(Dataset entries)
(begin)

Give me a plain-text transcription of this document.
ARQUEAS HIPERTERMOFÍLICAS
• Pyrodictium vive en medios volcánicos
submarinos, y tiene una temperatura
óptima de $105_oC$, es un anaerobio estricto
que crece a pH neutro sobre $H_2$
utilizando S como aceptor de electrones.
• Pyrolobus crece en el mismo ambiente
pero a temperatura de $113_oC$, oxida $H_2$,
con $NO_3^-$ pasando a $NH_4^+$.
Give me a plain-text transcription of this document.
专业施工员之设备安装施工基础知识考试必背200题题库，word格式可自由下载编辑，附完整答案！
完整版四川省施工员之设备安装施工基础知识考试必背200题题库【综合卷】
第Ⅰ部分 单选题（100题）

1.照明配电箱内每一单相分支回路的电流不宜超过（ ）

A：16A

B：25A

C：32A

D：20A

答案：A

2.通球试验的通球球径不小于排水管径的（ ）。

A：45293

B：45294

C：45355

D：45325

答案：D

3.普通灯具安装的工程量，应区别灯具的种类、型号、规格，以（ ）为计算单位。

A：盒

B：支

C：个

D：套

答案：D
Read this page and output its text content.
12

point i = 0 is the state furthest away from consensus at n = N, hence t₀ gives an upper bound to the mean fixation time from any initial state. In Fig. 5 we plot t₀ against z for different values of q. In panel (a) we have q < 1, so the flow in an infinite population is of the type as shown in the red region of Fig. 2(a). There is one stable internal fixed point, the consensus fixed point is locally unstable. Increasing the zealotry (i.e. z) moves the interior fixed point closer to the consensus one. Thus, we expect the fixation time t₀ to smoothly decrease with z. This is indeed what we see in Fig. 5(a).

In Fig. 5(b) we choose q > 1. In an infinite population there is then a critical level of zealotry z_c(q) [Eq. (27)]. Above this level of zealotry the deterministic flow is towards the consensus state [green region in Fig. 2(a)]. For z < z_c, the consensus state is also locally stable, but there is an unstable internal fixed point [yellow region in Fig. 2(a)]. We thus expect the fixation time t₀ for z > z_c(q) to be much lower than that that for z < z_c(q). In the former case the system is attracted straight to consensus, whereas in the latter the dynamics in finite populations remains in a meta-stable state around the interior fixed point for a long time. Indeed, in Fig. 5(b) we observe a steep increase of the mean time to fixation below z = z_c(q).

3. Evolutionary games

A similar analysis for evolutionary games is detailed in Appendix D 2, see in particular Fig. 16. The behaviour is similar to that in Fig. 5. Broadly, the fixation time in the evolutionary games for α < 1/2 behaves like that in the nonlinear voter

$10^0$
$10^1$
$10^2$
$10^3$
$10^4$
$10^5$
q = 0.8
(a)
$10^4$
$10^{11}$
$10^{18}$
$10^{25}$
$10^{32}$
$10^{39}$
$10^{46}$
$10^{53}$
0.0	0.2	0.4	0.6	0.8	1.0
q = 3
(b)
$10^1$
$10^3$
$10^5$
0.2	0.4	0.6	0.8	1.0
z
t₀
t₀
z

(end)

*Problem requirements:* Return the whole listing exactly, with every line included.

*Exercise response:*
Give me a plain-text transcription of this document.
ARQUEAS HIPERTERMOFÍLICAS
• Pyrodictium vive en medios volcánicos
submarinos, y tiene una temperatura
óptima de $105_oC$, es un anaerobio estricto
que crece a pH neutro sobre $H_2$
utilizando S como aceptor de electrones.
• Pyrolobus crece en el mismo ambiente
pero a temperatura de $113_oC$, oxida $H_2$,
con $NO_3^-$ pasando a $NH_4^+$.
Give me a plain-text transcription of this document.
专业施工员之设备安装施工基础知识考试必背200题题库，word格式可自由下载编辑，附完整答案！
完整版四川省施工员之设备安装施工基础知识考试必背200题题库【综合卷】
第Ⅰ部分 单选题（100题）

1.照明配电箱内每一单相分支回路的电流不宜超过（ ）

A：16A

B：25A

C：32A

D：20A

答案：A

2.通球试验的通球球径不小于排水管径的（ ）。

A：45293

B：45294

C：45355

D：45325

答案：D

3.普通灯具安装的工程量，应区别灯具的种类、型号、规格，以（ ）为计算单位。

A：盒

B：支

C：个

D：套

答案：D
Read this page and output its text content.
12

point i = 0 is the state furthest away from consensus at n = N, hence t₀ gives an upper bound to the mean fixation time from any initial state. In Fig. 5 we plot t₀ against z for different values of q. In panel (a) we have q < 1, so the flow in an infinite population is of the type as shown in the red region of Fig. 2(a). There is one stable internal fixed point, the consensus fixed point is locally unstable. Increasing the zealotry (i.e. z) moves the interior fixed point closer to the consensus one. Thus, we expect the fixation time t₀ to smoothly decrease with z. This is indeed what we see in Fig. 5(a).

In Fig. 5(b) we choose q > 1. In an infinite population there is then a critical level of zealotry z_c(q) [Eq. (27)]. Above this level of zealotry the deterministic flow is towards the consensus state [green region in Fig. 2(a)]. For z < z_c, the consensus state is also locally stable, but there is an unstable internal fixed point [yellow region in Fig. 2(a)]. We thus expect the fixation time t₀ for z > z_c(q) to be much lower than that that for z < z_c(q). In the former case the system is attracted straight to consensus, whereas in the latter the dynamics in finite populations remains in a meta-stable state around the interior fixed point for a long time. Indeed, in Fig. 5(b) we observe a steep increase of the mean time to fixation below z = z_c(q).

3. Evolutionary games

A similar analysis for evolutionary games is detailed in Appendix D 2, see in particular Fig. 16. The behaviour is similar to that in Fig. 5. Broadly, the fixation time in the evolutionary games for α < 1/2 behaves like that in the nonlinear voter

$10^0$
$10^1$
$10^2$
$10^3$
$10^4$
$10^5$
q = 0.8
(a)
$10^4$
$10^{11}$
$10^{18}$
$10^{25}$
$10^{32}$
$10^{39}$
$10^{46}$
$10^{53}$
0.0	0.2	0.4	0.6	0.8	1.0
q = 3
(b)
$10^1$
$10^3$
$10^5$
0.2	0.4	0.6	0.8	1.0
z
t₀
t₀
z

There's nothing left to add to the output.